Work required
Using the records provided below, locate and copy each line that contains the word "true".

Input data
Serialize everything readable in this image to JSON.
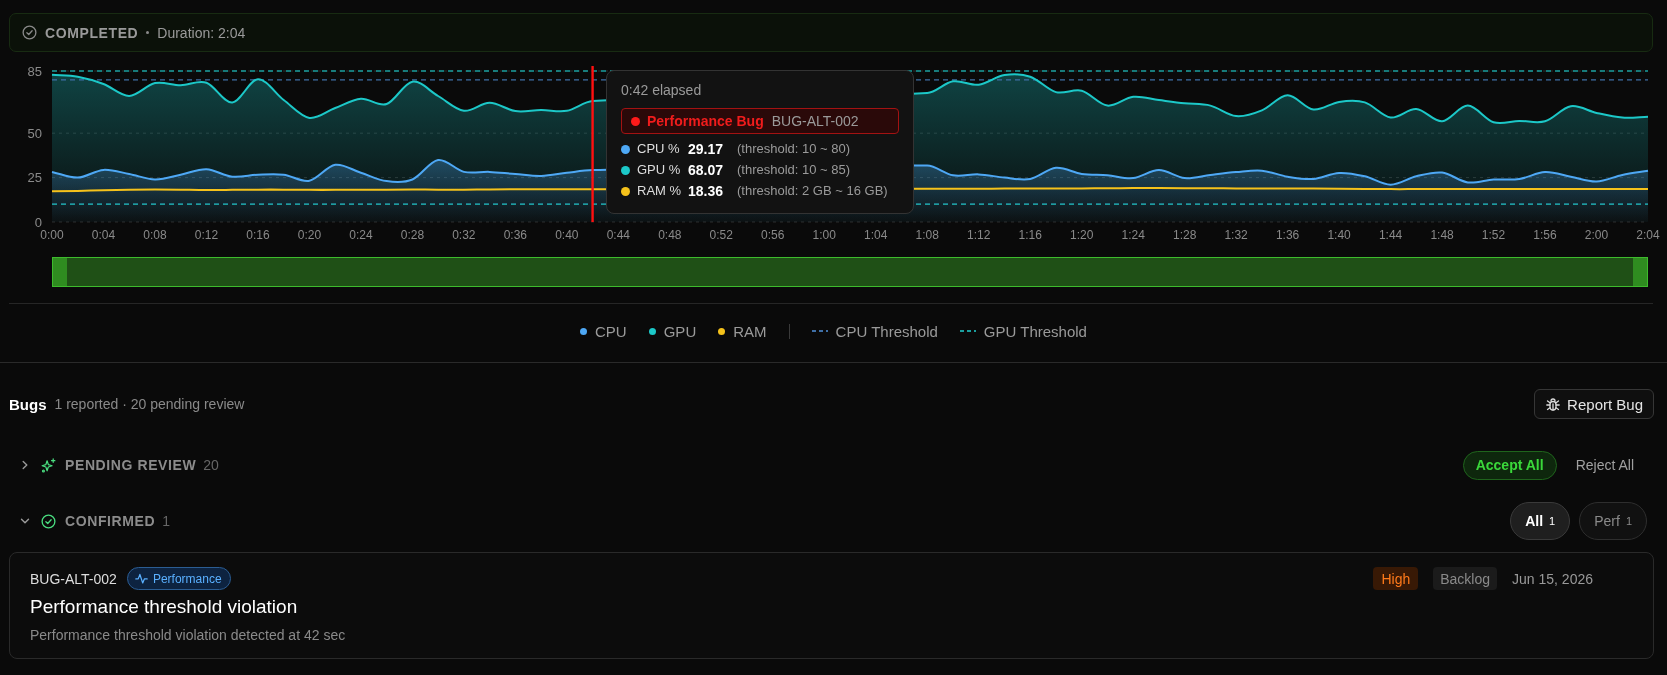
{
  "status": {
    "label": "COMPLETED",
    "detail": "Duration: 2:04"
  },
  "chart": {
    "chart_data": {
      "type": "area",
      "x": [
        0,
        2,
        4,
        6,
        8,
        10,
        12,
        14,
        16,
        18,
        20,
        22,
        24,
        26,
        28,
        30,
        32,
        34,
        36,
        38,
        40,
        42,
        68,
        70,
        72,
        74,
        76,
        78,
        80,
        82,
        84,
        86,
        88,
        90,
        92,
        94,
        96,
        98,
        100,
        102,
        104,
        106,
        108,
        110,
        112,
        114,
        116,
        118,
        120,
        122,
        124
      ],
      "series": [
        {
          "name": "CPU",
          "color": "#4ea8f5",
          "values": [
            28.2,
            25.0,
            29.3,
            27.0,
            23.9,
            26.6,
            29.7,
            25.5,
            26.6,
            26.6,
            23.2,
            32.2,
            27.7,
            23.0,
            23.9,
            34.9,
            28.2,
            28.2,
            27.0,
            25.9,
            27.7,
            29.2,
            31.8,
            26.3,
            26.8,
            25.0,
            24.2,
            30.5,
            27.1,
            26.3,
            24.7,
            29.2,
            24.7,
            26.5,
            28.1,
            28.9,
            25.5,
            24.2,
            27.6,
            25.7,
            21.0,
            25.7,
            27.8,
            22.3,
            23.9,
            24.2,
            28.1,
            25.5,
            22.8,
            26.5,
            28.9
          ]
        },
        {
          "name": "GPU",
          "color": "#1cc8c8",
          "values": [
            82.9,
            81.8,
            77.7,
            70.9,
            78.2,
            77.0,
            78.4,
            67.3,
            80.4,
            68.7,
            58.6,
            64.2,
            69.4,
            66.4,
            79.0,
            70.9,
            62.6,
            67.1,
            62.4,
            63.0,
            62.6,
            68.1,
            72.6,
            79.2,
            77.3,
            82.7,
            81.8,
            73.1,
            73.9,
            65.5,
            70.5,
            68.6,
            66.8,
            65.5,
            59.6,
            62.8,
            71.3,
            63.3,
            67.6,
            67.3,
            58.8,
            63.6,
            56.7,
            65.5,
            56.2,
            56.9,
            56.7,
            65.2,
            61.4,
            58.8,
            59.3
          ]
        },
        {
          "name": "RAM",
          "type": "line",
          "color": "#f5c21b",
          "values": [
            17.3,
            17.5,
            17.9,
            18.2,
            18.3,
            18.2,
            18.0,
            18.1,
            18.2,
            18.2,
            18.1,
            18.1,
            18.2,
            18.2,
            18.3,
            18.2,
            18.2,
            18.3,
            18.4,
            18.4,
            18.4,
            18.4,
            18.7,
            18.7,
            18.7,
            18.8,
            18.8,
            18.9,
            18.9,
            19.0,
            19.1,
            19.1,
            19.0,
            19.0,
            18.9,
            18.8,
            18.8,
            18.8,
            18.7,
            18.6,
            18.5,
            18.5,
            18.5,
            18.5,
            18.5,
            18.5,
            18.5,
            18.5,
            18.5,
            18.5,
            18.5
          ]
        }
      ],
      "xlim": [
        0,
        124
      ],
      "ylim": [
        0,
        85
      ],
      "xticks": [
        {
          "value": 0,
          "label": "0:00"
        },
        {
          "value": 4,
          "label": "0:04"
        },
        {
          "value": 8,
          "label": "0:08"
        },
        {
          "value": 12,
          "label": "0:12"
        },
        {
          "value": 16,
          "label": "0:16"
        },
        {
          "value": 20,
          "label": "0:20"
        },
        {
          "value": 24,
          "label": "0:24"
        },
        {
          "value": 28,
          "label": "0:28"
        },
        {
          "value": 32,
          "label": "0:32"
        },
        {
          "value": 36,
          "label": "0:36"
        },
        {
          "value": 40,
          "label": "0:40"
        },
        {
          "value": 44,
          "label": "0:44"
        },
        {
          "value": 48,
          "label": "0:48"
        },
        {
          "value": 52,
          "label": "0:52"
        },
        {
          "value": 56,
          "label": "0:56"
        },
        {
          "value": 60,
          "label": "1:00"
        },
        {
          "value": 64,
          "label": "1:04"
        },
        {
          "value": 68,
          "label": "1:08"
        },
        {
          "value": 72,
          "label": "1:12"
        },
        {
          "value": 76,
          "label": "1:16"
        },
        {
          "value": 80,
          "label": "1:20"
        },
        {
          "value": 84,
          "label": "1:24"
        },
        {
          "value": 88,
          "label": "1:28"
        },
        {
          "value": 92,
          "label": "1:32"
        },
        {
          "value": 96,
          "label": "1:36"
        },
        {
          "value": 100,
          "label": "1:40"
        },
        {
          "value": 104,
          "label": "1:44"
        },
        {
          "value": 108,
          "label": "1:48"
        },
        {
          "value": 112,
          "label": "1:52"
        },
        {
          "value": 116,
          "label": "1:56"
        },
        {
          "value": 120,
          "label": "2:00"
        },
        {
          "value": 124,
          "label": "2:04"
        }
      ],
      "yticks": [
        0,
        25,
        50,
        85
      ],
      "ref_lines": [
        {
          "axis": "y",
          "value": 80,
          "color": "#3f6fa6"
        },
        {
          "axis": "y",
          "value": 10,
          "color": "#3f6fa6"
        },
        {
          "axis": "y",
          "value": 85,
          "color": "#1a9e9e"
        },
        {
          "axis": "y",
          "value": 10,
          "color": "#1a9e9e"
        },
        {
          "axis": "x",
          "value": 42,
          "color": "#ff1010"
        }
      ]
    },
    "threshold_legend": [
      {
        "label": "CPU Threshold",
        "color": "#3f6fa6"
      },
      {
        "label": "GPU Threshold",
        "color": "#1a9e9e"
      }
    ],
    "tooltip": {
      "elapsed": "0:42 elapsed",
      "bug_label": "Performance Bug",
      "bug_id": "BUG-ALT-002",
      "rows": [
        {
          "label": "CPU %",
          "value": "29.17",
          "threshold": "(threshold: 10 ~ 80)",
          "color": "#4ea8f5"
        },
        {
          "label": "GPU %",
          "value": "68.07",
          "threshold": "(threshold: 10 ~ 85)",
          "color": "#1cc8c8"
        },
        {
          "label": "RAM %",
          "value": "18.36",
          "threshold": "(threshold: 2 GB ~ 16 GB)",
          "color": "#f5c21b"
        }
      ]
    },
    "range_selector": {
      "level": 1
    }
  },
  "bugs": {
    "title": "Bugs",
    "summary": "1 reported · 20 pending review",
    "report_button": "Report Bug",
    "groups": [
      {
        "kind": "review",
        "label": "PENDING REVIEW",
        "count": "20",
        "expanded": false,
        "actions": [
          {
            "kind": "primary",
            "label": "Accept All"
          },
          {
            "kind": "plain",
            "label": "Reject All"
          }
        ]
      },
      {
        "kind": "confirmed",
        "label": "CONFIRMED",
        "count": "1",
        "expanded": true,
        "filters": [
          {
            "label": "All",
            "count": "1",
            "selected": true
          },
          {
            "label": "Perf",
            "count": "1",
            "selected": false
          }
        ],
        "items": [
          {
            "id": "BUG-ALT-002",
            "category": "Performance",
            "title": "Performance threshold violation",
            "description": "Performance threshold violation detected at 42 sec",
            "priority": "High",
            "status": "Backlog",
            "date": "Jun 15, 2026"
          }
        ]
      }
    ]
  }
}
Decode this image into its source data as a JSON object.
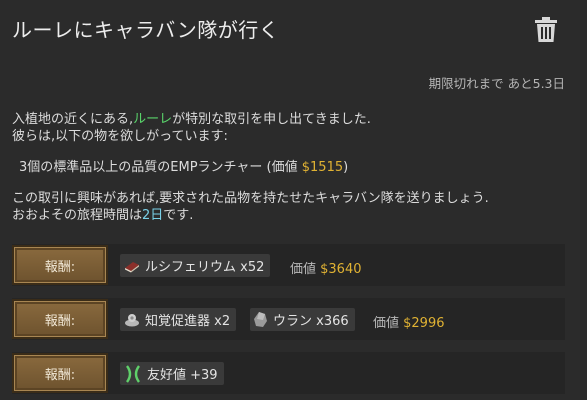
{
  "window": {
    "title": "ルーレにキャラバン隊が行く"
  },
  "expiry": {
    "text": "期限切れまで あと5.3日"
  },
  "description": {
    "line1_prefix": "入植地の近くにある,",
    "settlement_name": "ルーレ",
    "line1_suffix": "が特別な取引を申し出てきました.",
    "line2": "彼らは,以下の物を欲しがっています:",
    "request_text": "3個の標準品以上の品質のEMPランチャー (価値 ",
    "request_value": "$1515",
    "request_close": ")",
    "line3": "この取引に興味があれば,要求された品物を持たせたキャラバン隊を送りましょう.",
    "line4_prefix": "おおよその旅程時間は",
    "travel_days": "2日",
    "line4_suffix": "です."
  },
  "rewards": [
    {
      "button_label": "報酬:",
      "items": [
        {
          "icon": "book-icon",
          "label": "ルシフェリウム x52"
        }
      ],
      "price_label": "価値 ",
      "price_value": "$3640"
    },
    {
      "button_label": "報酬:",
      "items": [
        {
          "icon": "psychic-booster-icon",
          "label": "知覚促進器 x2"
        },
        {
          "icon": "uranium-icon",
          "label": "ウラン x366"
        }
      ],
      "price_label": "価値 ",
      "price_value": "$2996"
    },
    {
      "button_label": "報酬:",
      "items": [
        {
          "icon": "goodwill-icon",
          "label": "友好値 +39"
        }
      ]
    }
  ],
  "colors": {
    "settlement": "#59d36a",
    "value": "#e0b233",
    "days": "#7ad1e8",
    "button": "#7b5d35"
  }
}
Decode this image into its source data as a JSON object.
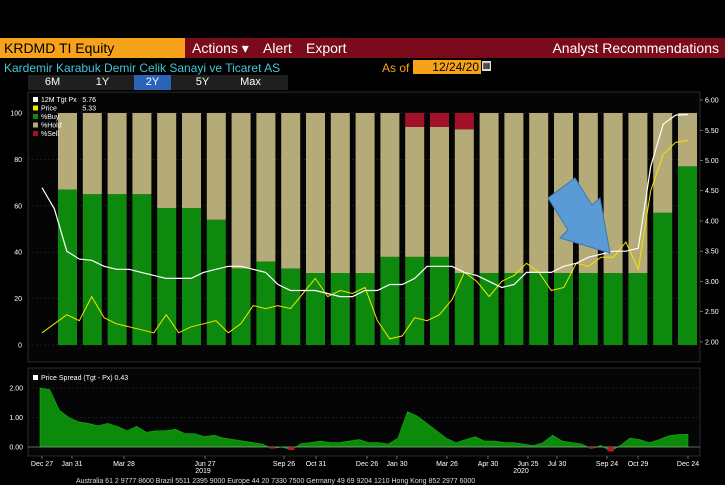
{
  "header": {
    "ticker": "KRDMD TI Equity",
    "menu": [
      "Actions ▾",
      "Alert",
      "Export"
    ],
    "function_title": "Analyst Recommendations",
    "security_name": "Kardemir Karabuk Demir Celik Sanayi ve Ticaret AS",
    "as_of_label": "As of",
    "as_of_date": "12/24/20",
    "calendar_icon": "calendar-icon"
  },
  "tabs": [
    {
      "label": "6M",
      "selected": false
    },
    {
      "label": "1Y",
      "selected": false
    },
    {
      "label": "2Y",
      "selected": true
    },
    {
      "label": "5Y",
      "selected": false
    },
    {
      "label": "Max",
      "selected": false
    }
  ],
  "colors": {
    "buy": "#0d8a0d",
    "hold": "#b5ab78",
    "sell": "#a3102a",
    "target": "#ffffff",
    "price": "#f5e400",
    "spread": "#0b8a0b",
    "menu_bar": "#7a0b1b",
    "ticker_bg": "#f7a21b"
  },
  "chart_data": [
    {
      "type": "bar",
      "left_axis": {
        "ticks": [
          "100",
          "80",
          "60",
          "40",
          "20",
          "0"
        ],
        "ylim": [
          0,
          100
        ]
      },
      "right_axis": {
        "ticks": [
          "6.00",
          "5.50",
          "5.00",
          "4.50",
          "4.00",
          "3.50",
          "3.00",
          "2.50",
          "2.00"
        ],
        "ylim": [
          1.8,
          6.05
        ]
      },
      "legend": [
        {
          "label": "12M Tgt Px",
          "value": "5.76"
        },
        {
          "label": "Price",
          "value": "5.33"
        },
        {
          "label": "%Buy",
          "value": ""
        },
        {
          "label": "%Hold",
          "value": ""
        },
        {
          "label": "%Sell",
          "value": ""
        }
      ],
      "stacked_bars": {
        "buy": [
          67,
          65,
          65,
          65,
          59,
          59,
          54,
          33,
          36,
          33,
          31,
          31,
          31,
          38,
          38,
          38,
          31,
          31,
          31,
          31,
          31,
          31,
          31,
          31,
          57,
          77
        ],
        "hold": [
          33,
          35,
          35,
          35,
          41,
          41,
          46,
          67,
          64,
          67,
          69,
          69,
          69,
          62,
          56,
          56,
          62,
          69,
          69,
          69,
          69,
          69,
          69,
          69,
          43,
          23
        ],
        "sell": [
          0,
          0,
          0,
          0,
          0,
          0,
          0,
          0,
          0,
          0,
          0,
          0,
          0,
          0,
          6,
          6,
          7,
          0,
          0,
          0,
          0,
          0,
          0,
          0,
          0,
          0
        ]
      },
      "series": [
        {
          "name": "12M Tgt Px",
          "values": [
            4.55,
            4.2,
            3.5,
            3.37,
            3.35,
            3.25,
            3.2,
            3.2,
            3.15,
            3.1,
            3.05,
            3.05,
            3.05,
            3.15,
            3.2,
            3.25,
            3.25,
            3.2,
            3.15,
            2.95,
            2.85,
            2.85,
            2.85,
            2.8,
            2.75,
            2.75,
            2.85,
            2.85,
            2.95,
            2.95,
            3.05,
            3.25,
            3.25,
            3.25,
            3.15,
            3.1,
            3.0,
            2.9,
            2.95,
            3.15,
            3.15,
            3.15,
            3.25,
            3.3,
            3.4,
            3.45,
            3.5,
            3.5,
            3.55,
            4.9,
            5.6,
            5.75,
            5.76
          ]
        },
        {
          "name": "Price",
          "values": [
            2.15,
            2.3,
            2.45,
            2.35,
            2.75,
            2.4,
            2.3,
            2.25,
            2.2,
            2.15,
            2.45,
            2.15,
            2.25,
            2.3,
            2.35,
            2.15,
            2.3,
            2.6,
            2.55,
            2.6,
            2.55,
            2.8,
            3.05,
            2.75,
            2.85,
            2.8,
            2.9,
            2.35,
            2.05,
            2.1,
            2.4,
            2.35,
            2.45,
            2.7,
            3.15,
            3.0,
            2.75,
            3.0,
            3.1,
            3.3,
            3.15,
            2.85,
            2.9,
            3.3,
            3.25,
            3.4,
            3.4,
            3.65,
            3.2,
            4.5,
            5.1,
            5.3,
            5.33
          ]
        }
      ]
    },
    {
      "type": "area",
      "legend": [
        {
          "label": "Price Spread (Tgt - Px)",
          "value": "0.43"
        }
      ],
      "y_ticks": [
        "2.00",
        "1.00",
        "0.00"
      ],
      "ylim": [
        -0.35,
        2.05
      ],
      "series": [
        {
          "name": "Price Spread (Tgt - Px)",
          "values": [
            2.0,
            1.95,
            1.25,
            1.0,
            0.85,
            0.8,
            0.72,
            0.8,
            0.7,
            0.55,
            0.7,
            0.5,
            0.55,
            0.55,
            0.6,
            0.45,
            0.45,
            0.35,
            0.4,
            0.3,
            0.25,
            0.2,
            0.15,
            0.1,
            -0.05,
            0.0,
            -0.1,
            0.12,
            0.15,
            0.2,
            0.15,
            0.15,
            0.2,
            0.25,
            0.15,
            0.15,
            0.1,
            0.3,
            1.2,
            1.05,
            0.8,
            0.55,
            0.3,
            0.15,
            0.25,
            0.35,
            0.2,
            0.2,
            0.15,
            0.15,
            0.1,
            0.05,
            0.15,
            0.4,
            0.2,
            0.15,
            0.1,
            -0.05,
            0.05,
            -0.15,
            0.05,
            0.3,
            0.25,
            0.15,
            0.25,
            0.38,
            0.42,
            0.43
          ]
        }
      ],
      "x_ticks": [
        "Dec 27",
        "Jan 31",
        "Mar 28",
        "Jun 27",
        "Sep 26",
        "Oct 31",
        "Dec 26",
        "Jan 30",
        "Mar 26",
        "Apr 30",
        "Jun 25",
        "Jul 30",
        "Sep 24",
        "Oct 29",
        "Dec 24"
      ],
      "year_labels": [
        "2019",
        "2020"
      ]
    }
  ],
  "footer_text": "Australia 61 2 9777 8600 Brazil 5511 2395 9000 Europe 44 20 7330 7500 Germany 49 69 9204 1210 Hong Kong 852 2977 6000"
}
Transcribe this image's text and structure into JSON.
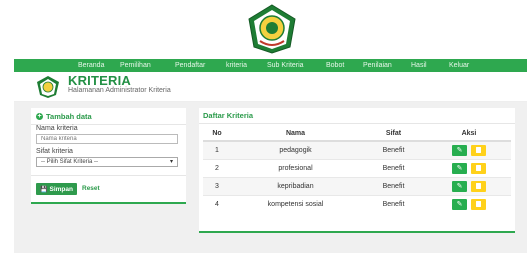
{
  "nav": {
    "items": [
      "Beranda",
      "Pemilihan",
      "Pendaftar",
      "kriteria",
      "Sub Kriteria",
      "Bobot",
      "Penilaian",
      "Hasil",
      "Keluar"
    ]
  },
  "header": {
    "title": "KRITERIA",
    "subtitle": "Halamanan Administrator Kriteria"
  },
  "form": {
    "title": "Tambah data",
    "nama_label": "Nama kriteria",
    "nama_placeholder": "Nama kriteria",
    "sifat_label": "Sifat kriteria",
    "sifat_selected": "-- Pilih Sifat Kriteria --",
    "save_label": "Simpan",
    "reset_label": "Reset"
  },
  "list": {
    "title": "Daftar Kriteria",
    "columns": [
      "No",
      "Nama",
      "Sifat",
      "Aksi"
    ],
    "rows": [
      {
        "no": "1",
        "nama": "pedagogik",
        "sifat": "Benefit"
      },
      {
        "no": "2",
        "nama": "profesional",
        "sifat": "Benefit"
      },
      {
        "no": "3",
        "nama": "kepribadian",
        "sifat": "Benefit"
      },
      {
        "no": "4",
        "nama": "kompetensi sosial",
        "sifat": "Benefit"
      }
    ]
  },
  "colors": {
    "accent": "#2ea84f",
    "edit_button": "#27ae4f",
    "delete_button": "#ffd11a"
  },
  "icons": [
    "emblem-logo",
    "plus-circle-icon",
    "save-icon",
    "pencil-icon",
    "trash-icon",
    "chevron-down-icon"
  ]
}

Answer below
        "expanded": true,
            "selected": true
      "selected": true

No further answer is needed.